_Exercise requirements_
In the records that follow, find each line with "thành" and pull it out.

*** The records ***

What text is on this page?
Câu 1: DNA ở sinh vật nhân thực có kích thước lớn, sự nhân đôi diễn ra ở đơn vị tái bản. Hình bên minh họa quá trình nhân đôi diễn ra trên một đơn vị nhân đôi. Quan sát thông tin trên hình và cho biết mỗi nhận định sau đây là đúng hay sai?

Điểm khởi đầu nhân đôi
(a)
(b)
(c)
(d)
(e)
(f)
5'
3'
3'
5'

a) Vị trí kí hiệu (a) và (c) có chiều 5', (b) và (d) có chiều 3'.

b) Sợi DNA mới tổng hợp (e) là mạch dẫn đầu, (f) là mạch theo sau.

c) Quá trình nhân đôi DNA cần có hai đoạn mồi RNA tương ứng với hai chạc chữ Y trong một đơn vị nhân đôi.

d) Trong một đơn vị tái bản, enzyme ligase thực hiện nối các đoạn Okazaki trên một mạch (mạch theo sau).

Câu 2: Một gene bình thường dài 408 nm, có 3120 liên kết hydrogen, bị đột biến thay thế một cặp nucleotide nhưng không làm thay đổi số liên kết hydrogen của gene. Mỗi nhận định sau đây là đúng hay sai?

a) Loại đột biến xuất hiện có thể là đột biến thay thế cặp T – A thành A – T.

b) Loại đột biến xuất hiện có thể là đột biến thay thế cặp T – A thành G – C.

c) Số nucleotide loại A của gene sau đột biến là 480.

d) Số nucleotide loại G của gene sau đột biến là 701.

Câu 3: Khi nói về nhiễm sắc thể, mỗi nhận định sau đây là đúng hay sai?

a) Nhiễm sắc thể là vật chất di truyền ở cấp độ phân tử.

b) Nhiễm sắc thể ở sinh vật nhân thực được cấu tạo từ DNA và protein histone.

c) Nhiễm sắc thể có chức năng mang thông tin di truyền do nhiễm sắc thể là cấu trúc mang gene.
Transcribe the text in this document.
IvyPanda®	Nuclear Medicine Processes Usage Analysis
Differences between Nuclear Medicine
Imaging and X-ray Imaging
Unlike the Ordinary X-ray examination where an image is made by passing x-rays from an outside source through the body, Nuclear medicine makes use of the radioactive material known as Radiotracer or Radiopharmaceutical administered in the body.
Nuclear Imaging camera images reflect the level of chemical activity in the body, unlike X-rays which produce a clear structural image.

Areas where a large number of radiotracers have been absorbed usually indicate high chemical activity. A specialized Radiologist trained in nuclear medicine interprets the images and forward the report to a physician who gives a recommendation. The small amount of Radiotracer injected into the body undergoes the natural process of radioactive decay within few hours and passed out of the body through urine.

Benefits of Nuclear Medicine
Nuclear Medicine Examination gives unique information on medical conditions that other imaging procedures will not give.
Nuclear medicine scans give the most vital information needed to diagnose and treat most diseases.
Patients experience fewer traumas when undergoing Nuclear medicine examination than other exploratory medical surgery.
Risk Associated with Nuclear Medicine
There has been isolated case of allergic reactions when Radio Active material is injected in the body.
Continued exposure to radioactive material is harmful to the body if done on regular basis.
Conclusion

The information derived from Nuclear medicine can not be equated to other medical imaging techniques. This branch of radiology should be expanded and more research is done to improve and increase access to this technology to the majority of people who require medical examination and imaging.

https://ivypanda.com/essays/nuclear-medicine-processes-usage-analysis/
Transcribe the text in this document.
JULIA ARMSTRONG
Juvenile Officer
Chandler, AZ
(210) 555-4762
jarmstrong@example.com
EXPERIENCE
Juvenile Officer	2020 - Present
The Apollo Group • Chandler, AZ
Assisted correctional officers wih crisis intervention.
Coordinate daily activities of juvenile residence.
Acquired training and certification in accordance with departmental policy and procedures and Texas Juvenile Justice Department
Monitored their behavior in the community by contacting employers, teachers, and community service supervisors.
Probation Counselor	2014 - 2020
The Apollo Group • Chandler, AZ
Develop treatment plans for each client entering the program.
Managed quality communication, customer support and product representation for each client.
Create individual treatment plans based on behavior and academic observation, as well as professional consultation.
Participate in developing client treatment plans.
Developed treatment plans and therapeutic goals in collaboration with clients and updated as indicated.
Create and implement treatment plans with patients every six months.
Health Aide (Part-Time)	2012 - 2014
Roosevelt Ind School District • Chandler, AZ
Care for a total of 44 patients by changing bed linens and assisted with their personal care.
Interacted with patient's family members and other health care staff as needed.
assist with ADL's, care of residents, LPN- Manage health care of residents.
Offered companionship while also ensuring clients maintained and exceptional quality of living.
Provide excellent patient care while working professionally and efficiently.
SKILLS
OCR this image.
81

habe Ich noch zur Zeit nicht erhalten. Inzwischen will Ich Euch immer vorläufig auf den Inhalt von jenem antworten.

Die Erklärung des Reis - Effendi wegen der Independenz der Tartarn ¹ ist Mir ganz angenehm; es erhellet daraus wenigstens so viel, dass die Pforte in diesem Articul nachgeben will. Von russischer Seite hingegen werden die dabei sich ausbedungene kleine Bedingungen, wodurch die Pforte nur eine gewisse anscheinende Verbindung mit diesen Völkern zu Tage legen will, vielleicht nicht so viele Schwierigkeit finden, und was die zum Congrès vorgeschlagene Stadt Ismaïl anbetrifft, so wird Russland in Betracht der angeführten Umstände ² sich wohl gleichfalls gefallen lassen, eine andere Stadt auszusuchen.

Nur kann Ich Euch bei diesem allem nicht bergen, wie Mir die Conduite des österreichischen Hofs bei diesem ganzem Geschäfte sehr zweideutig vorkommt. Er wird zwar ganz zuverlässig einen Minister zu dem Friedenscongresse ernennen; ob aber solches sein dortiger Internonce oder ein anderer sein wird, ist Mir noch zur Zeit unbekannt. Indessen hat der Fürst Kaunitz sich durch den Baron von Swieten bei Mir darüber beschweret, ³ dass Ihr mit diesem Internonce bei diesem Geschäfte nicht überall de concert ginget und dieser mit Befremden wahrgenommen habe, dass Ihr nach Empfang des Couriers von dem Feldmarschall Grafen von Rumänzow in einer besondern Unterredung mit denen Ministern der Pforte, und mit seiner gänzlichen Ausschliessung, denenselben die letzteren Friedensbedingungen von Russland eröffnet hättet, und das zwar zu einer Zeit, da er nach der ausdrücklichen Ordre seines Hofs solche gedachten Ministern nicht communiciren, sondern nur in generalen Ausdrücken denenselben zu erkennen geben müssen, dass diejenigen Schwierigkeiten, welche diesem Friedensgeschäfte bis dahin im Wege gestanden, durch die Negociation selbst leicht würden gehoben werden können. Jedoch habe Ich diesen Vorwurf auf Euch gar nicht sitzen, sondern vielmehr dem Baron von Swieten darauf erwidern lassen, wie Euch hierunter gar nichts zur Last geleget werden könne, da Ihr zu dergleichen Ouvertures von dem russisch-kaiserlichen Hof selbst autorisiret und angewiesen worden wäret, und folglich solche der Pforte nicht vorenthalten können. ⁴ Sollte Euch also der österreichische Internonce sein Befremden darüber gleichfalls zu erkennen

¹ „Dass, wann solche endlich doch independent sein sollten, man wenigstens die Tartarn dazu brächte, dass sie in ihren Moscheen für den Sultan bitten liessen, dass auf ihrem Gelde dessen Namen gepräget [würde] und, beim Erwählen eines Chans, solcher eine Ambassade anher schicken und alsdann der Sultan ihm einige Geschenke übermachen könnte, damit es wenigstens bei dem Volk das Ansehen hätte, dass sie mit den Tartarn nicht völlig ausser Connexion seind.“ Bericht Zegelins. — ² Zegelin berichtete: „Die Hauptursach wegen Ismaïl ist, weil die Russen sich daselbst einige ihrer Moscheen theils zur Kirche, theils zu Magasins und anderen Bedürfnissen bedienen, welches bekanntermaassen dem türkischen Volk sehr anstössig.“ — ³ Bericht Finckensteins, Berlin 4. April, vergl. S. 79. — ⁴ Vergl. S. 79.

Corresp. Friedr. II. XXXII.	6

***

_Finished exercise_
a) Loại đột biến xuất hiện có thể là đột biến thay thế cặp T – A thành A – T.
b) Loại đột biến xuất hiện có thể là đột biến thay thế cặp T – A thành G – C.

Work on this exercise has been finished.